* GOAL:
Without the images, print all the entries below exactly as given.

* Lines of data:
____________________

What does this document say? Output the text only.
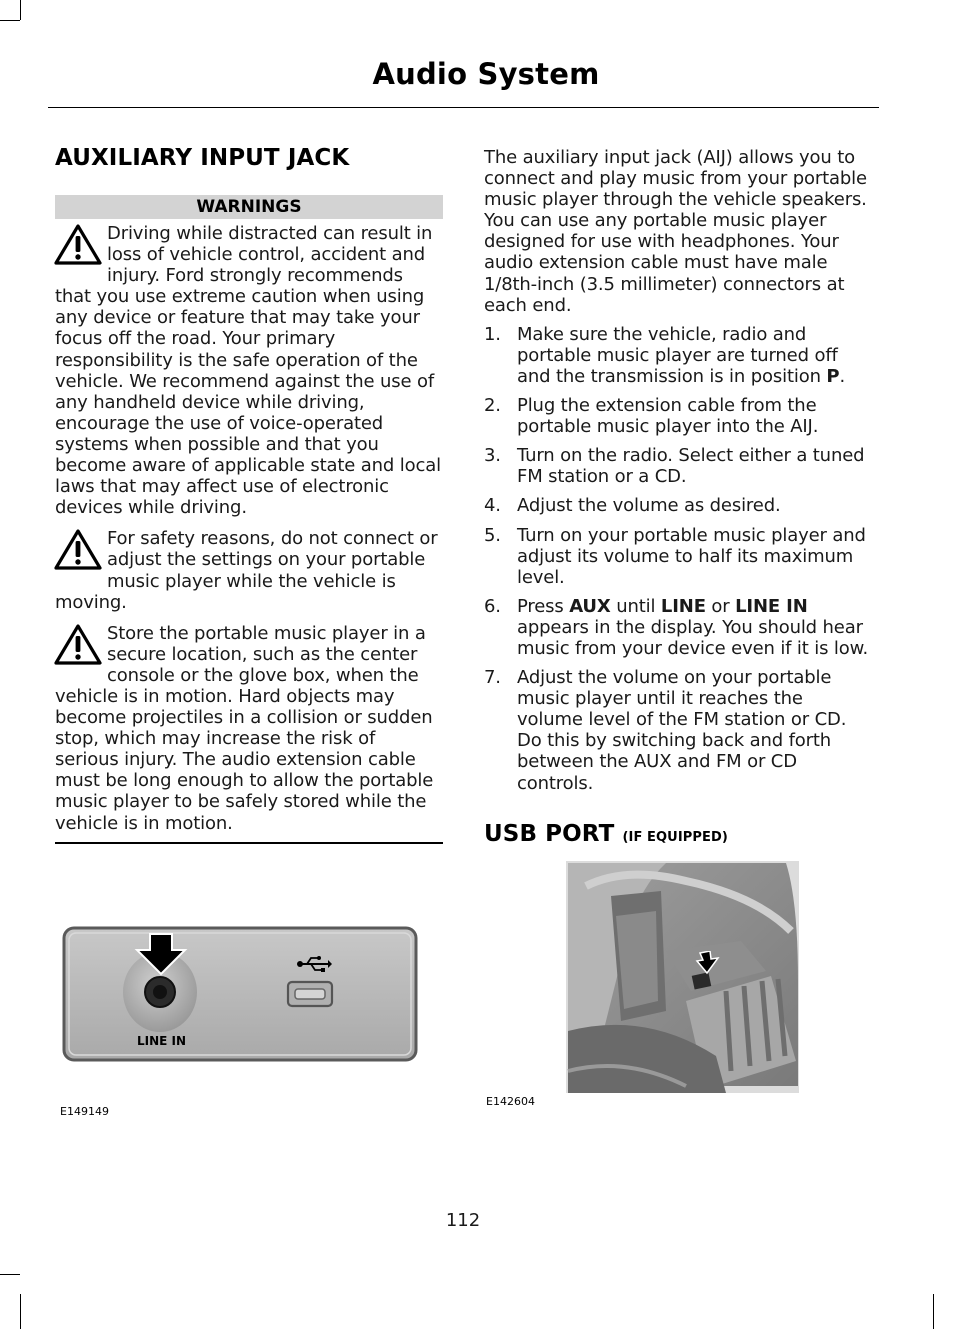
Audio System
AUXILIARY INPUT JACK
WARNINGS
Driving while distracted can result in loss of vehicle control, accident and injury. Ford strongly recommends that you use extreme caution when using any device or feature that may take your focus off the road. Your primary responsibility is the safe operation of the vehicle. We recommend against the use of any handheld device while driving, encourage the use of voice-operated systems when possible and that you become aware of applicable state and local laws that may affect use of electronic devices while driving.
For safety reasons, do not connect or adjust the settings on your portable music player while the vehicle is moving.
Store the portable music player in a secure location, such as the center console or the glove box, when the vehicle is in motion. Hard objects may become projectiles in a collision or sudden stop, which may increase the risk of serious injury. The audio extension cable must be long enough to allow the portable music player to be safely stored while the vehicle is in motion.
LINE IN
E149149

The auxiliary input jack (AIJ) allows you to connect and play music from your portable music player through the vehicle speakers. You can use any portable music player designed for use with headphones. Your audio extension cable must have male 1/8th-inch (3.5 millimeter) connectors at each end.

1. Make sure the vehicle, radio and portable music player are turned off and the transmission is in position P.
2. Plug the extension cable from the portable music player into the AIJ.
3. Turn on the radio. Select either a tuned FM station or a CD.
4. Adjust the volume as desired.
5. Turn on your portable music player and adjust its volume to half its maximum level.
6. Press AUX until LINE or LINE IN appears in the display. You should hear music from your device even if it is low.
7. Adjust the volume on your portable music player until it reaches the volume level of the FM station or CD. Do this by switching back and forth between the AUX and FM or CD controls.
USB PORT (IF EQUIPPED)
E142604
112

____________________

* WRITTEN ANSWER:
What does this document say? Output the text only.
Audio System
AUXILIARY INPUT JACK
WARNINGS
Driving while distracted can result in loss of vehicle control, accident and injury. Ford strongly recommends that you use extreme caution when using any device or feature that may take your focus off the road. Your primary responsibility is the safe operation of the vehicle. We recommend against the use of any handheld device while driving, encourage the use of voice-operated systems when possible and that you become aware of applicable state and local laws that may affect use of electronic devices while driving.
For safety reasons, do not connect or adjust the settings on your portable music player while the vehicle is moving.
Store the portable music player in a secure location, such as the center console or the glove box, when the vehicle is in motion. Hard objects may become projectiles in a collision or sudden stop, which may increase the risk of serious injury. The audio extension cable must be long enough to allow the portable music player to be safely stored while the vehicle is in motion.
LINE IN
E149149

The auxiliary input jack (AIJ) allows you to connect and play music from your portable music player through the vehicle speakers. You can use any portable music player designed for use with headphones. Your audio extension cable must have male 1/8th-inch (3.5 millimeter) connectors at each end.

1. Make sure the vehicle, radio and portable music player are turned off and the transmission is in position P.
2. Plug the extension cable from the portable music player into the AIJ.
3. Turn on the radio. Select either a tuned FM station or a CD.
4. Adjust the volume as desired.
5. Turn on your portable music player and adjust its volume to half its maximum level.
6. Press AUX until LINE or LINE IN appears in the display. You should hear music from your device even if it is low.
7. Adjust the volume on your portable music player until it reaches the volume level of the FM station or CD. Do this by switching back and forth between the AUX and FM or CD controls.
USB PORT (IF EQUIPPED)
E142604
112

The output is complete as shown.